• **STORED DATA**:
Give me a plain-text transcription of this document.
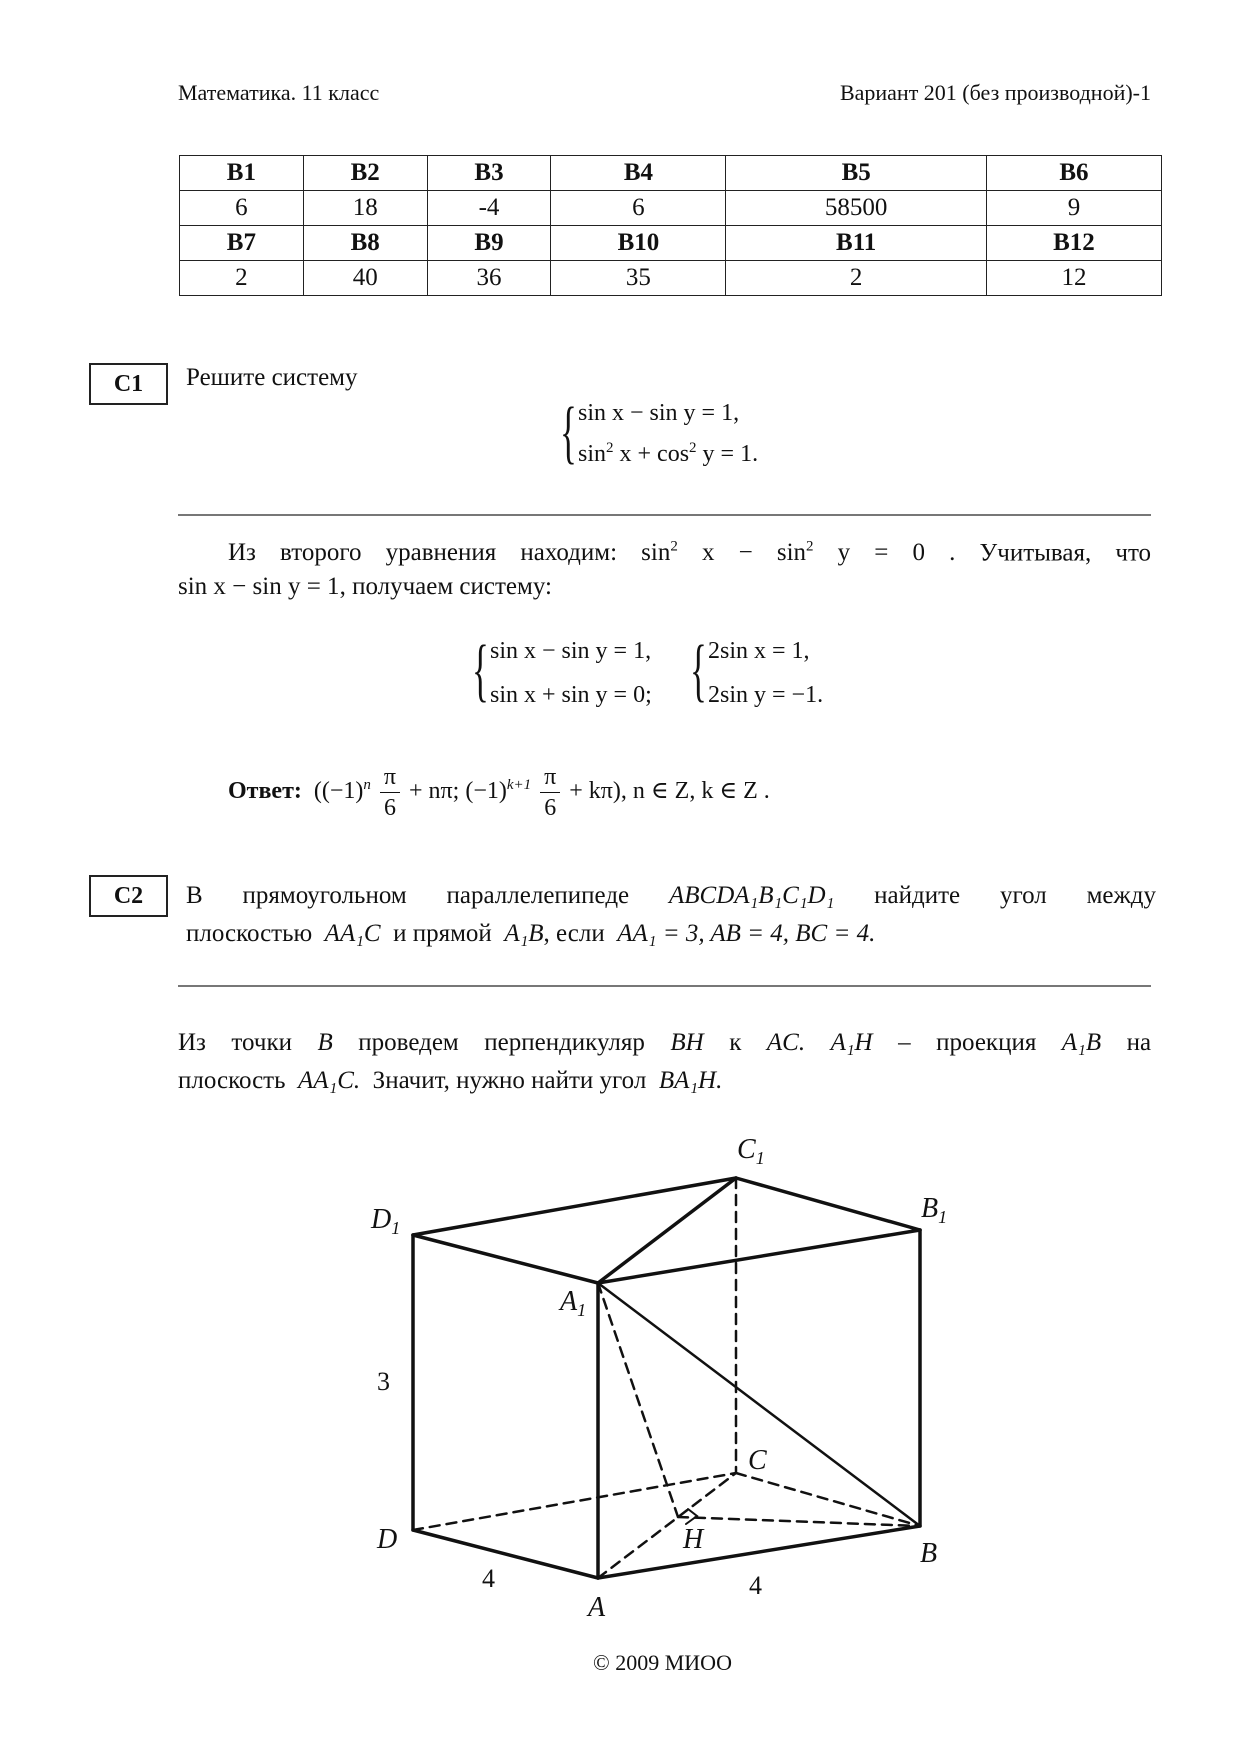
Математика. 11 класс	Вариант 201 (без производной)-1
B1	B2	B3	B4	B5	B6
6	18	-4	6	58500	9
B7	B8	B9	B10	B11	B12
2	40	36	35	2	12
С1	Решите систему
{ sin x − sin y = 1,
$\sin^2 x + \cos^2 y = 1$.
Из второго уравнения находим: $\sin^2 x - \sin^2 y = 0$ . Учитывая, что
sin x − sin y = 1, получаем систему:
{ sin x − sin y = 1,
sin x + sin y = 0; { 2sin x = 1,
2sin y = −1.
Ответ: ($(-1)^n \frac{\pi}{6} + n\pi$; $(-1)^{k+1} \frac{\pi}{6} + k\pi$), n ∈ Z, k ∈ Z .
С2	В прямоугольном параллелепипеде ABCDA₁B₁C₁D₁ найдите угол между
плоскостью AA₁C и прямой A₁B, если AA₁ = 3, AB = 4, BC = 4.
Из точки B проведем перпендикуляр BH к AC. A₁H – проекция A₁B на
плоскость AA₁C. Значит, нужно найти угол BA₁H.
$C_1$
$B_1$
$D_1$
$A_1$
C
D	H	B
A
3
4	4
© 2009 МИОО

• **EXERCISE AIM**: Set the listing down in full and exactly. Pictures within it should not appear in the copy.

• **SOLVED EXERCISE**:
Give me a plain-text transcription of this document.
Математика. 11 класс	Вариант 201 (без производной)-1
B1	B2	B3	B4	B5	B6
6	18	-4	6	58500	9
B7	B8	B9	B10	B11	B12
2	40	36	35	2	12
С1	Решите систему
{ sin x − sin y = 1,
$\sin^2 x + \cos^2 y = 1$.
Из второго уравнения находим: $\sin^2 x - \sin^2 y = 0$ . Учитывая, что
sin x − sin y = 1, получаем систему:
{ sin x − sin y = 1,
sin x + sin y = 0; { 2sin x = 1,
2sin y = −1.
Ответ: ($(-1)^n \frac{\pi}{6} + n\pi$; $(-1)^{k+1} \frac{\pi}{6} + k\pi$), n ∈ Z, k ∈ Z .
С2	В прямоугольном параллелепипеде ABCDA₁B₁C₁D₁ найдите угол между
плоскостью AA₁C и прямой A₁B, если AA₁ = 3, AB = 4, BC = 4.
Из точки B проведем перпендикуляр BH к AC. A₁H – проекция A₁B на
плоскость AA₁C. Значит, нужно найти угол BA₁H.
$C_1$
$B_1$
$D_1$
$A_1$
C
D	H	B
A
3
4	4
© 2009 МИОО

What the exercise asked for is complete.